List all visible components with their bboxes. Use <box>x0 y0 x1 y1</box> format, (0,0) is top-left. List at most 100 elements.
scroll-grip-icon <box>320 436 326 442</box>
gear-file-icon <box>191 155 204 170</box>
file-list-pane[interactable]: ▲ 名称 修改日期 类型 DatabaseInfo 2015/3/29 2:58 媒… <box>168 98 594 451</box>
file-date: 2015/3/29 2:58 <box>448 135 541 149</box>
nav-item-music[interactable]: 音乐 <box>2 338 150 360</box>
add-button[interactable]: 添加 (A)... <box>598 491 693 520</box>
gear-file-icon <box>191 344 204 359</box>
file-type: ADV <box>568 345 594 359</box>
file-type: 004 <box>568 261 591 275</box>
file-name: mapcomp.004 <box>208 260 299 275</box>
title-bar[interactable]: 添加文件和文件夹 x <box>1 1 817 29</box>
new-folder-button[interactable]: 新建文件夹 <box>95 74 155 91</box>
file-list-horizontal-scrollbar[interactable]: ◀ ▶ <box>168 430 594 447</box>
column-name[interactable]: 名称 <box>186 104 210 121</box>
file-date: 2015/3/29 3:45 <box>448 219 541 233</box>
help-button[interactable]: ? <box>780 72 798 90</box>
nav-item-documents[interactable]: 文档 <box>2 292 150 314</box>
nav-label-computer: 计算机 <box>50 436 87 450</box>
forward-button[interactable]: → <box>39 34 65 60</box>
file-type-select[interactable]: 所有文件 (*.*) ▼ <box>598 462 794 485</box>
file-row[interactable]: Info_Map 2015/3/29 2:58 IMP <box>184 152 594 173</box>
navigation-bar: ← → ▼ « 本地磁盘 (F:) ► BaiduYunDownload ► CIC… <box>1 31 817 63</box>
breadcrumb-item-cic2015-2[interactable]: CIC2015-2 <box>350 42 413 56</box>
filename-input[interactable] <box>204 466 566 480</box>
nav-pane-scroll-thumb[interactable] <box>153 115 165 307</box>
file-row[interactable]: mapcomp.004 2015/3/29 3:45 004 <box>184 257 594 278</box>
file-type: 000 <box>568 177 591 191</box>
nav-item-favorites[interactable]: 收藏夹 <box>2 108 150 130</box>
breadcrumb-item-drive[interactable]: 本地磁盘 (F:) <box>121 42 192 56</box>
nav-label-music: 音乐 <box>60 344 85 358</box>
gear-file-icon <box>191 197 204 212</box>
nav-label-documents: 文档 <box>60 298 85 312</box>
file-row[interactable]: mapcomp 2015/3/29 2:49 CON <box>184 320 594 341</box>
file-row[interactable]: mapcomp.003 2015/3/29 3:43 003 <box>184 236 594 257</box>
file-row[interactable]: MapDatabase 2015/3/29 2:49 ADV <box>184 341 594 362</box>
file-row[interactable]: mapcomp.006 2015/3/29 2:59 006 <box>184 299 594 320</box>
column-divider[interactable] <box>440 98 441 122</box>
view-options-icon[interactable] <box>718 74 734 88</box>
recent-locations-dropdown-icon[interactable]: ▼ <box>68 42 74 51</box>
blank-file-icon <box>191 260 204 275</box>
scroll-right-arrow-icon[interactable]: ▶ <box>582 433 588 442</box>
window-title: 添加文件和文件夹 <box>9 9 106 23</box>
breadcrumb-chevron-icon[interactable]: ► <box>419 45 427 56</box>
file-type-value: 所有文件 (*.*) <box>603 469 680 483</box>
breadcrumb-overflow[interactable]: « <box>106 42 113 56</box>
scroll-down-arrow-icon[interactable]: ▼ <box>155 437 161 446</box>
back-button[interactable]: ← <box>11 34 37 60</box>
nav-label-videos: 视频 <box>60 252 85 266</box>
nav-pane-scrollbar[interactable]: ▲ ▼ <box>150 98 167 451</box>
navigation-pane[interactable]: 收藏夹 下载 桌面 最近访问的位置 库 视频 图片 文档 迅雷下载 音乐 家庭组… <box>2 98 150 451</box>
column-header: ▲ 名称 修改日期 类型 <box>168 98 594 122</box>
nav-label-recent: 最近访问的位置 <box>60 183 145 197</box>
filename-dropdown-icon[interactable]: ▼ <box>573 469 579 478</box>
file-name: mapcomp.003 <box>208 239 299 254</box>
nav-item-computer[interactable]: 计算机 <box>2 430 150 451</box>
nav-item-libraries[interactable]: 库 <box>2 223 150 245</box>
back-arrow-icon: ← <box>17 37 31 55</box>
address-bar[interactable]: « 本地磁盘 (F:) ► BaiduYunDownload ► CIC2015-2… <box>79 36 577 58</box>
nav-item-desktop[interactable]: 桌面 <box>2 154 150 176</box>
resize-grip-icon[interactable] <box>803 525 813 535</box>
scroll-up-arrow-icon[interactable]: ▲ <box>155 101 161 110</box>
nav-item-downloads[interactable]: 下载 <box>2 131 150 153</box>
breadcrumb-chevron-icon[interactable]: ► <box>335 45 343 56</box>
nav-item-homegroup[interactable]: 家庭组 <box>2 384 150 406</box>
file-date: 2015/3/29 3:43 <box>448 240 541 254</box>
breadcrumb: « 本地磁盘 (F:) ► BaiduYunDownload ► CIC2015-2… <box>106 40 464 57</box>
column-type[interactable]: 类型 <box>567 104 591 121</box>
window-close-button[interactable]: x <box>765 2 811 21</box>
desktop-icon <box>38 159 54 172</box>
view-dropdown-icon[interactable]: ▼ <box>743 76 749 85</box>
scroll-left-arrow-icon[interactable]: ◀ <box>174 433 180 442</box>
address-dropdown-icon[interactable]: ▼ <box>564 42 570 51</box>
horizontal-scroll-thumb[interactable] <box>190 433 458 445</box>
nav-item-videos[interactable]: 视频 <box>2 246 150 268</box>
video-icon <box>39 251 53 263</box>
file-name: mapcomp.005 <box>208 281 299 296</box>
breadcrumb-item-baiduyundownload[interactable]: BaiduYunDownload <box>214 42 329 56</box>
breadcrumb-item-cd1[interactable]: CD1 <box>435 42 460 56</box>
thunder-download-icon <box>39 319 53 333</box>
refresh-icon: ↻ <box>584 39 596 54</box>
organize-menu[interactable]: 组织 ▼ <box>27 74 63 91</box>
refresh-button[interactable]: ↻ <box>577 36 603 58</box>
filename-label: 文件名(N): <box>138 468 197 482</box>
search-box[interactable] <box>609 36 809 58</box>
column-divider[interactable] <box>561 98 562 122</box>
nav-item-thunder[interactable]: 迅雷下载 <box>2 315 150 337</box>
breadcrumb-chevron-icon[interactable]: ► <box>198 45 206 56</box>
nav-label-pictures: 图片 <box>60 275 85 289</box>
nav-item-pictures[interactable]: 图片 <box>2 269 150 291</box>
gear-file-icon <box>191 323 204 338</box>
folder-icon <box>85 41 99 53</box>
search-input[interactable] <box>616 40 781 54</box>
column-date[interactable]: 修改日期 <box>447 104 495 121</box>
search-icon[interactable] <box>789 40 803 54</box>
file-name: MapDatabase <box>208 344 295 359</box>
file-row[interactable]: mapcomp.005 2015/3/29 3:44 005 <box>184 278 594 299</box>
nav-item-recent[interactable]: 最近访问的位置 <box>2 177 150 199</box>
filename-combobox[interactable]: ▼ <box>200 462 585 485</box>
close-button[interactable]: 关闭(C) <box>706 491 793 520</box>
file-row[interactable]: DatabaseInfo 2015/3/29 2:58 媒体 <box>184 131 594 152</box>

++++

**The problem**
Write out all of the lines above without changing a single character.

**Exercise result**
List all visible components with their bboxes. Use <box>x0 y0 x1 y1</box> format, (0,0) is top-left. List at most 100 elements.
scroll-grip-icon <box>320 436 326 442</box>
gear-file-icon <box>191 155 204 170</box>
file-list-pane[interactable]: ▲ 名称 修改日期 类型 DatabaseInfo 2015/3/29 2:58 媒… <box>168 98 594 451</box>
file-date: 2015/3/29 2:58 <box>448 135 541 149</box>
nav-item-music[interactable]: 音乐 <box>2 338 150 360</box>
add-button[interactable]: 添加 (A)... <box>598 491 693 520</box>
gear-file-icon <box>191 344 204 359</box>
file-type: ADV <box>568 345 594 359</box>
file-type: 004 <box>568 261 591 275</box>
file-name: mapcomp.004 <box>208 260 299 275</box>
title-bar[interactable]: 添加文件和文件夹 x <box>1 1 817 29</box>
new-folder-button[interactable]: 新建文件夹 <box>95 74 155 91</box>
file-list-horizontal-scrollbar[interactable]: ◀ ▶ <box>168 430 594 447</box>
column-name[interactable]: 名称 <box>186 104 210 121</box>
file-date: 2015/3/29 3:45 <box>448 219 541 233</box>
help-button[interactable]: ? <box>780 72 798 90</box>
nav-item-documents[interactable]: 文档 <box>2 292 150 314</box>
nav-label-computer: 计算机 <box>50 436 87 450</box>
forward-button[interactable]: → <box>39 34 65 60</box>
file-type-select[interactable]: 所有文件 (*.*) ▼ <box>598 462 794 485</box>
file-row[interactable]: Info_Map 2015/3/29 2:58 IMP <box>184 152 594 173</box>
navigation-bar: ← → ▼ « 本地磁盘 (F:) ► BaiduYunDownload ► CIC… <box>1 31 817 63</box>
breadcrumb-item-cic2015-2[interactable]: CIC2015-2 <box>350 42 413 56</box>
filename-input[interactable] <box>204 466 566 480</box>
nav-pane-scroll-thumb[interactable] <box>153 115 165 307</box>
file-row[interactable]: mapcomp.004 2015/3/29 3:45 004 <box>184 257 594 278</box>
file-type: 000 <box>568 177 591 191</box>
nav-item-favorites[interactable]: 收藏夹 <box>2 108 150 130</box>
breadcrumb-item-drive[interactable]: 本地磁盘 (F:) <box>121 42 192 56</box>
nav-label-music: 音乐 <box>60 344 85 358</box>
gear-file-icon <box>191 197 204 212</box>
nav-label-documents: 文档 <box>60 298 85 312</box>
file-row[interactable]: mapcomp 2015/3/29 2:49 CON <box>184 320 594 341</box>
file-row[interactable]: mapcomp.003 2015/3/29 3:43 003 <box>184 236 594 257</box>
file-row[interactable]: MapDatabase 2015/3/29 2:49 ADV <box>184 341 594 362</box>
file-row[interactable]: mapcomp.006 2015/3/29 2:59 006 <box>184 299 594 320</box>
column-divider[interactable] <box>440 98 441 122</box>
view-options-icon[interactable] <box>718 74 734 88</box>
recent-locations-dropdown-icon[interactable]: ▼ <box>68 42 74 51</box>
blank-file-icon <box>191 260 204 275</box>
scroll-right-arrow-icon[interactable]: ▶ <box>582 433 588 442</box>
window-title: 添加文件和文件夹 <box>9 9 106 23</box>
breadcrumb-chevron-icon[interactable]: ► <box>419 45 427 56</box>
file-type-value: 所有文件 (*.*) <box>603 469 680 483</box>
breadcrumb-overflow[interactable]: « <box>106 42 113 56</box>
scroll-down-arrow-icon[interactable]: ▼ <box>155 437 161 446</box>
back-button[interactable]: ← <box>11 34 37 60</box>
nav-label-videos: 视频 <box>60 252 85 266</box>
nav-pane-scrollbar[interactable]: ▲ ▼ <box>150 98 167 451</box>
navigation-pane[interactable]: 收藏夹 下载 桌面 最近访问的位置 库 视频 图片 文档 迅雷下载 音乐 家庭组… <box>2 98 150 451</box>
column-header: ▲ 名称 修改日期 类型 <box>168 98 594 122</box>
nav-label-recent: 最近访问的位置 <box>60 183 145 197</box>
filename-dropdown-icon[interactable]: ▼ <box>573 469 579 478</box>
file-name: mapcomp.003 <box>208 239 299 254</box>
nav-item-computer[interactable]: 计算机 <box>2 430 150 451</box>
nav-item-libraries[interactable]: 库 <box>2 223 150 245</box>
back-arrow-icon: ← <box>17 37 31 55</box>
address-bar[interactable]: « 本地磁盘 (F:) ► BaiduYunDownload ► CIC2015-2… <box>79 36 577 58</box>
nav-item-desktop[interactable]: 桌面 <box>2 154 150 176</box>
resize-grip-icon[interactable] <box>803 525 813 535</box>
scroll-up-arrow-icon[interactable]: ▲ <box>155 101 161 110</box>
nav-item-downloads[interactable]: 下载 <box>2 131 150 153</box>
breadcrumb-chevron-icon[interactable]: ► <box>335 45 343 56</box>
nav-item-homegroup[interactable]: 家庭组 <box>2 384 150 406</box>
file-date: 2015/3/29 3:43 <box>448 240 541 254</box>
breadcrumb: « 本地磁盘 (F:) ► BaiduYunDownload ► CIC2015-2… <box>106 40 464 57</box>
column-type[interactable]: 类型 <box>567 104 591 121</box>
window-close-button[interactable]: x <box>765 2 811 21</box>
desktop-icon <box>38 159 54 172</box>
view-dropdown-icon[interactable]: ▼ <box>743 76 749 85</box>
scroll-left-arrow-icon[interactable]: ◀ <box>174 433 180 442</box>
address-dropdown-icon[interactable]: ▼ <box>564 42 570 51</box>
horizontal-scroll-thumb[interactable] <box>190 433 458 445</box>
nav-item-videos[interactable]: 视频 <box>2 246 150 268</box>
video-icon <box>39 251 53 263</box>
file-name: mapcomp.005 <box>208 281 299 296</box>
breadcrumb-item-baiduyundownload[interactable]: BaiduYunDownload <box>214 42 329 56</box>
breadcrumb-item-cd1[interactable]: CD1 <box>435 42 460 56</box>
thunder-download-icon <box>39 319 53 333</box>
refresh-icon: ↻ <box>584 39 596 54</box>
organize-menu[interactable]: 组织 ▼ <box>27 74 63 91</box>
refresh-button[interactable]: ↻ <box>577 36 603 58</box>
filename-label: 文件名(N): <box>138 468 197 482</box>
search-box[interactable] <box>609 36 809 58</box>
column-divider[interactable] <box>561 98 562 122</box>
nav-item-thunder[interactable]: 迅雷下载 <box>2 315 150 337</box>
breadcrumb-chevron-icon[interactable]: ► <box>198 45 206 56</box>
nav-label-pictures: 图片 <box>60 275 85 289</box>
nav-item-pictures[interactable]: 图片 <box>2 269 150 291</box>
gear-file-icon <box>191 323 204 338</box>
folder-icon <box>85 41 99 53</box>
search-input[interactable] <box>616 40 781 54</box>
column-date[interactable]: 修改日期 <box>447 104 495 121</box>
search-icon[interactable] <box>789 40 803 54</box>
file-name: MapDatabase <box>208 344 295 359</box>
file-row[interactable]: mapcomp.005 2015/3/29 3:44 005 <box>184 278 594 299</box>
nav-item-recent[interactable]: 最近访问的位置 <box>2 177 150 199</box>
filename-combobox[interactable]: ▼ <box>200 462 585 485</box>
close-button[interactable]: 关闭(C) <box>706 491 793 520</box>
file-row[interactable]: DatabaseInfo 2015/3/29 2:58 媒体 <box>184 131 594 152</box>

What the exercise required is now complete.